- EXTRACTED MATERIAL:

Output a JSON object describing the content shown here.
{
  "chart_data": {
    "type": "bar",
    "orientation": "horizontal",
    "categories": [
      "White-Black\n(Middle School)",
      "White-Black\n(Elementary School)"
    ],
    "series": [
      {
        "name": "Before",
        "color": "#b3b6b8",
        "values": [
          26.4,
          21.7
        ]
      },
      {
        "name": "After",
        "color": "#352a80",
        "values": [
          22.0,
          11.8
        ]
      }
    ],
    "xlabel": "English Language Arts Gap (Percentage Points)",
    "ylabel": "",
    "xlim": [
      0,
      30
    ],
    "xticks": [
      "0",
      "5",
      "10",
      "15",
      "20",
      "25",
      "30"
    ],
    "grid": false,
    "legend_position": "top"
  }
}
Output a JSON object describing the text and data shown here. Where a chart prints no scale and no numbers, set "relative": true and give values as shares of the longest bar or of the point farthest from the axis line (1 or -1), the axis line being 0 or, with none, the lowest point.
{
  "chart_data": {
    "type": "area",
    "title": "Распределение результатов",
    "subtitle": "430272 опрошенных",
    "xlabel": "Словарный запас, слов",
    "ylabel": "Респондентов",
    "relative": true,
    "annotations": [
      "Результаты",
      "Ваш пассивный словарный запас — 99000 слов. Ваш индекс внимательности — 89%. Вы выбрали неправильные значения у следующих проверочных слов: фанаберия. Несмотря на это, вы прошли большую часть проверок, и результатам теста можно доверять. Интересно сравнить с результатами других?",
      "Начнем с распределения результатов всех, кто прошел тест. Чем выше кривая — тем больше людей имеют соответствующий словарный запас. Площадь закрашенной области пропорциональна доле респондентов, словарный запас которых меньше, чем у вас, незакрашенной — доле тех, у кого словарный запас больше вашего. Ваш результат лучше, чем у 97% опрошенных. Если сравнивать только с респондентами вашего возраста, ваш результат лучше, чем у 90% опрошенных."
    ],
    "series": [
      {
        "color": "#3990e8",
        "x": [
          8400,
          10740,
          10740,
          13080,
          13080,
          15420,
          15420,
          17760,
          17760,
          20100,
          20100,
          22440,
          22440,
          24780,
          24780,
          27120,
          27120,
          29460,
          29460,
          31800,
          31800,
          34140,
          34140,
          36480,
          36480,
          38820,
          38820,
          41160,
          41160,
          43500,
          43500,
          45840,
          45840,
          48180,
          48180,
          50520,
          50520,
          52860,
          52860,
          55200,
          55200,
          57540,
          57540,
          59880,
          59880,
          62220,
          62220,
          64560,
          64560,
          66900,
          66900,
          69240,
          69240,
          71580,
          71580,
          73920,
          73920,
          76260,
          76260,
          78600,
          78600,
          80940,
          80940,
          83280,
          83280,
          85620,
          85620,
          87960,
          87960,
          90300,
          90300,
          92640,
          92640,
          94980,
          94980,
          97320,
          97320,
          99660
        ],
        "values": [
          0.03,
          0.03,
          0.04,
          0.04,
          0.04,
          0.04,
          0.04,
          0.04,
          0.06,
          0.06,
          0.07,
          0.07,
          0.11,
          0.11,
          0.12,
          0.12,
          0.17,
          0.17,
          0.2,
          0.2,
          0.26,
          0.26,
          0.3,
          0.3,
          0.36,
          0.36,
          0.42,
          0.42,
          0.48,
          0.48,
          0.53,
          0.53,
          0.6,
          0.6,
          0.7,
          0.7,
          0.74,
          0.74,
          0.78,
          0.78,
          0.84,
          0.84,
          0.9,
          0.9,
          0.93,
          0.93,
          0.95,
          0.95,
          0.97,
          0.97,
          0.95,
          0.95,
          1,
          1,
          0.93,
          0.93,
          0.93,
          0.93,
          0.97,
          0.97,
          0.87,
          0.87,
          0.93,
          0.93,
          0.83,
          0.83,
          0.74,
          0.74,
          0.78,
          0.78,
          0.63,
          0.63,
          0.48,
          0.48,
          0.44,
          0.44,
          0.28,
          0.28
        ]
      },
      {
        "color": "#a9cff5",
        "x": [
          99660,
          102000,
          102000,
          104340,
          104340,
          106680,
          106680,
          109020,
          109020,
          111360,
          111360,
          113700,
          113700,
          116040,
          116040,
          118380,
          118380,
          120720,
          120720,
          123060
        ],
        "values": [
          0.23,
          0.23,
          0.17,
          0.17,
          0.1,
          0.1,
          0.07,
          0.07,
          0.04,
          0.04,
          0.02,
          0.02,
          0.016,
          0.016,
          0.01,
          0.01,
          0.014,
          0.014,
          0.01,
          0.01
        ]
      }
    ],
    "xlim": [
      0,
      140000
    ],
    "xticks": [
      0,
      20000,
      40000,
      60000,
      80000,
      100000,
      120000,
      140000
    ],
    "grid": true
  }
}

- REQUIREMENTS: Output every entry shown above, exactly.

- OUTPUT FOR THIS EXERCISE:
Output a JSON object describing the content shown here.
{
  "chart_data": {
    "type": "bar",
    "orientation": "horizontal",
    "categories": [
      "White-Black\n(Middle School)",
      "White-Black\n(Elementary School)"
    ],
    "series": [
      {
        "name": "Before",
        "color": "#b3b6b8",
        "values": [
          26.4,
          21.7
        ]
      },
      {
        "name": "After",
        "color": "#352a80",
        "values": [
          22.0,
          11.8
        ]
      }
    ],
    "xlabel": "English Language Arts Gap (Percentage Points)",
    "ylabel": "",
    "xlim": [
      0,
      30
    ],
    "xticks": [
      "0",
      "5",
      "10",
      "15",
      "20",
      "25",
      "30"
    ],
    "grid": false,
    "legend_position": "top"
  }
}
Output a JSON object describing the text and data shown here. Where a chart prints no scale and no numbers, set "relative": true and give values as shares of the longest bar or of the point farthest from the axis line (1 or -1), the axis line being 0 or, with none, the lowest point.
{
  "chart_data": {
    "type": "area",
    "title": "Распределение результатов",
    "subtitle": "430272 опрошенных",
    "xlabel": "Словарный запас, слов",
    "ylabel": "Респондентов",
    "relative": true,
    "annotations": [
      "Результаты",
      "Ваш пассивный словарный запас — 99000 слов. Ваш индекс внимательности — 89%. Вы выбрали неправильные значения у следующих проверочных слов: фанаберия. Несмотря на это, вы прошли большую часть проверок, и результатам теста можно доверять. Интересно сравнить с результатами других?",
      "Начнем с распределения результатов всех, кто прошел тест. Чем выше кривая — тем больше людей имеют соответствующий словарный запас. Площадь закрашенной области пропорциональна доле респондентов, словарный запас которых меньше, чем у вас, незакрашенной — доле тех, у кого словарный запас больше вашего. Ваш результат лучше, чем у 97% опрошенных. Если сравнивать только с респондентами вашего возраста, ваш результат лучше, чем у 90% опрошенных."
    ],
    "series": [
      {
        "color": "#3990e8",
        "x": [
          8400,
          10740,
          10740,
          13080,
          13080,
          15420,
          15420,
          17760,
          17760,
          20100,
          20100,
          22440,
          22440,
          24780,
          24780,
          27120,
          27120,
          29460,
          29460,
          31800,
          31800,
          34140,
          34140,
          36480,
          36480,
          38820,
          38820,
          41160,
          41160,
          43500,
          43500,
          45840,
          45840,
          48180,
          48180,
          50520,
          50520,
          52860,
          52860,
          55200,
          55200,
          57540,
          57540,
          59880,
          59880,
          62220,
          62220,
          64560,
          64560,
          66900,
          66900,
          69240,
          69240,
          71580,
          71580,
          73920,
          73920,
          76260,
          76260,
          78600,
          78600,
          80940,
          80940,
          83280,
          83280,
          85620,
          85620,
          87960,
          87960,
          90300,
          90300,
          92640,
          92640,
          94980,
          94980,
          97320,
          97320,
          99660
        ],
        "values": [
          0.03,
          0.03,
          0.04,
          0.04,
          0.04,
          0.04,
          0.04,
          0.04,
          0.06,
          0.06,
          0.07,
          0.07,
          0.11,
          0.11,
          0.12,
          0.12,
          0.17,
          0.17,
          0.2,
          0.2,
          0.26,
          0.26,
          0.3,
          0.3,
          0.36,
          0.36,
          0.42,
          0.42,
          0.48,
          0.48,
          0.53,
          0.53,
          0.6,
          0.6,
          0.7,
          0.7,
          0.74,
          0.74,
          0.78,
          0.78,
          0.84,
          0.84,
          0.9,
          0.9,
          0.93,
          0.93,
          0.95,
          0.95,
          0.97,
          0.97,
          0.95,
          0.95,
          1,
          1,
          0.93,
          0.93,
          0.93,
          0.93,
          0.97,
          0.97,
          0.87,
          0.87,
          0.93,
          0.93,
          0.83,
          0.83,
          0.74,
          0.74,
          0.78,
          0.78,
          0.63,
          0.63,
          0.48,
          0.48,
          0.44,
          0.44,
          0.28,
          0.28
        ]
      },
      {
        "color": "#a9cff5",
        "x": [
          99660,
          102000,
          102000,
          104340,
          104340,
          106680,
          106680,
          109020,
          109020,
          111360,
          111360,
          113700,
          113700,
          116040,
          116040,
          118380,
          118380,
          120720,
          120720,
          123060
        ],
        "values": [
          0.23,
          0.23,
          0.17,
          0.17,
          0.1,
          0.1,
          0.07,
          0.07,
          0.04,
          0.04,
          0.02,
          0.02,
          0.016,
          0.016,
          0.01,
          0.01,
          0.014,
          0.014,
          0.01,
          0.01
        ]
      }
    ],
    "xlim": [
      0,
      140000
    ],
    "xticks": [
      0,
      20000,
      40000,
      60000,
      80000,
      100000,
      120000,
      140000
    ],
    "grid": true
  }
}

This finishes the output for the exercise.